● **DOCUMENT EXCERPT**:
* Start *
# Washington Combine Flyers - found bird



## Peter Belenky (Aug 6, 2008)

A banded pigeon has been frequenting our feeders in Chevy Chase, Washington, DC for some time. I have learned that the number NKC 621 2008 represents Washington Combine Flyers, for which the contact person is William Howard Link (3464 Plum Tree Dr., Ellicott City, MD 21042, tel. 410-418-5170), but repeated calls have not been answered. Does anyone know a different way to contact this group or who might have knowledge of their band assignments? We would like to get in touch with the bird's owner.

Today, my wife saw another banded bird, but I haven't had an opportunity to read the number.

Peter Belenky

[email protected]

(202) 686-3535


----------



## Lovebirds (Sep 6, 2002)

Try contacting Matt. I believe he knows some of the flyers in this combine. Not sure how close he is to you, but he may be able to take the bird if you've captured it. 

Matt Hickey
[email protected]
Dundalk MD 
443-765-7494

If you can't get in touch with Matt, then call this person. Don't send him an email because he probably won't get it. 

Secretary - Treasurer
Val Matteucci
P.O.Box 374
Hicksville,NY 11802
Phone:
(516) 794-3612
Fax516) 794-6654
[email protected]

If none of this works, let us know. The bird does need to be captured before anyone can do anything about the bird. It is a young bird (2008) so it's probably lost and most likely won't go home. Thank you.


----------



## Lovebirds (Sep 6, 2002)

Here's a link for a trap that you might be able to use to catch the bird. 

http://www.racingbirds.com/ptrap.html


----------



## Peter Belenky (Aug 6, 2008)

Thanks to Lovebirds for the advice. Mr. Hickey had no information, but Mr. Matteucci gave me the name of the new contact person for Wahington Combine Flyers: Mike Barksdale, in Temple Hills, MD (301-449-5891). 

I left a message for him, but neither he nor the bird's owner has replied. Meanwhile, the bird, which we had been feeding for a week, has disappeared, either seeking shelter elsewhere or meeting with a misadventure. We wish we could have found its home, but Lovebirds has helped us to do what we could and to be better prepared if another stray turns up.
* End *
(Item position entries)
* Start *
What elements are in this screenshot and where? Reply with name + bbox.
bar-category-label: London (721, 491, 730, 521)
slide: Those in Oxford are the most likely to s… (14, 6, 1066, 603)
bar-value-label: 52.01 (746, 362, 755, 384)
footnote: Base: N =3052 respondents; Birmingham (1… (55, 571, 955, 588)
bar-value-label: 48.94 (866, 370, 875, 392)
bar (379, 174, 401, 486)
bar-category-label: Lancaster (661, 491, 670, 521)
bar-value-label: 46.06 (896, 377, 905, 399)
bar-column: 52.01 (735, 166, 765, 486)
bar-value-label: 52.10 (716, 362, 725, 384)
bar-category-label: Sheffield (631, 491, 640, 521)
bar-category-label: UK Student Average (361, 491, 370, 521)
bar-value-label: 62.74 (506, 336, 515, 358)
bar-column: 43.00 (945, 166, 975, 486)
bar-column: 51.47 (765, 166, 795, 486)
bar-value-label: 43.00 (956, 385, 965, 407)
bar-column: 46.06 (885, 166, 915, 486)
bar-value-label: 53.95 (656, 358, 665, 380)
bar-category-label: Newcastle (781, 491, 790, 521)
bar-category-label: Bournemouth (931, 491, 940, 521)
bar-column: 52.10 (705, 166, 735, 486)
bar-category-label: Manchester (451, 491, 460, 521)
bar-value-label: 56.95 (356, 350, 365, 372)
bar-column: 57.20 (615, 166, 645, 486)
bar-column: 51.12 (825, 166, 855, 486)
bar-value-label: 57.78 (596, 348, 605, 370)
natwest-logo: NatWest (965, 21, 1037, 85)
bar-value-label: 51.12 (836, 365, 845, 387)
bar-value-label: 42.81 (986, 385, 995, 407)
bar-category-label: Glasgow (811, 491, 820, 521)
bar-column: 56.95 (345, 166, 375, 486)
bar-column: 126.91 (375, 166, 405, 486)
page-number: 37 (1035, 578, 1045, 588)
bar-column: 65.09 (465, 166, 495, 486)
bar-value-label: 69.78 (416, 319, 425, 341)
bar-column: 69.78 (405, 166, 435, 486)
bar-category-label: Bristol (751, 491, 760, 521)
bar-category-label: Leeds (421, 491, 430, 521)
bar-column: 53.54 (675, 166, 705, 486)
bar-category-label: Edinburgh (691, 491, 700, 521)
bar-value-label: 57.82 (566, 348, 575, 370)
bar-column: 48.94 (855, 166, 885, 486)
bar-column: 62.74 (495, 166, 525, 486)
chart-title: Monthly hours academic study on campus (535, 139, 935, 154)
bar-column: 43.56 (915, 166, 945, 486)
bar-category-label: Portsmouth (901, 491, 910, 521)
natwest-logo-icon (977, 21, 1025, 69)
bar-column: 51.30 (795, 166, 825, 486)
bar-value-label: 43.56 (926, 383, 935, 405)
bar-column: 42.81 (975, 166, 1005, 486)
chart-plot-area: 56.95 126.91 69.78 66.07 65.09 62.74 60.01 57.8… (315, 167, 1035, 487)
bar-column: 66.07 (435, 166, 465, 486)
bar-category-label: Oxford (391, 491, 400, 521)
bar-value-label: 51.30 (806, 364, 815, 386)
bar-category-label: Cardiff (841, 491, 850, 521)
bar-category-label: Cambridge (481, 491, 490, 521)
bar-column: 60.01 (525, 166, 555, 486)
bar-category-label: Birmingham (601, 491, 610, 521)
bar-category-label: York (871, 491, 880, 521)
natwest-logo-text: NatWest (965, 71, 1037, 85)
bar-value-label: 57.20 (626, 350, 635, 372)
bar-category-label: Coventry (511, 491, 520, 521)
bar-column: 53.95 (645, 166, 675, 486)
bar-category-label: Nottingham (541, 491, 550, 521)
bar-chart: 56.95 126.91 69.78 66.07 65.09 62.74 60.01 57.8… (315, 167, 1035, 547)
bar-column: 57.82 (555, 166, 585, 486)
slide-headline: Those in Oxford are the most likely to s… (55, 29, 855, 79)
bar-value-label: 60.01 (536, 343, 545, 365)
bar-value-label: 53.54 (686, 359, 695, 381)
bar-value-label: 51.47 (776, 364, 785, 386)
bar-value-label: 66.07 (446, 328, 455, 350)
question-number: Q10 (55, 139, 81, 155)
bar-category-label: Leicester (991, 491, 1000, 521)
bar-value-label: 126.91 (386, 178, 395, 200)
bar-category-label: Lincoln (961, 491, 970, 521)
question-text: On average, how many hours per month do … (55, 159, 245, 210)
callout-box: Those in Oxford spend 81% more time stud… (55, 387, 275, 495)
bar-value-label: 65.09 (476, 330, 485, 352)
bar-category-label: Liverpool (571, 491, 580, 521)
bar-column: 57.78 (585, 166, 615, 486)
* End *
● **TASKS TO COMPLETE**:
A – In the forum thread about the found pigeon, who did Mr. Matteucci give as the new contact person for Washington Combine Flyers?
B – Write out the entries from their first line up to and including the line with "bar-category-label: UK Student".

● **RESPONSES TO THE TASKS**:
A – Mike Barksdale, in Temple Hills, MD.

B –
What elements are in this screenshot and where? Reply with name + bbox.
bar-category-label: London (721, 491, 730, 521)
slide: Those in Oxford are the most likely to s… (14, 6, 1066, 603)
bar-value-label: 52.01 (746, 362, 755, 384)
footnote: Base: N =3052 respondents; Birmingham (1… (55, 571, 955, 588)
bar-value-label: 48.94 (866, 370, 875, 392)
bar (379, 174, 401, 486)
bar-category-label: Lancaster (661, 491, 670, 521)
bar-value-label: 46.06 (896, 377, 905, 399)
bar-column: 52.01 (735, 166, 765, 486)
bar-value-label: 52.10 (716, 362, 725, 384)
bar-category-label: Sheffield (631, 491, 640, 521)
bar-category-label: UK Student Average (361, 491, 370, 521)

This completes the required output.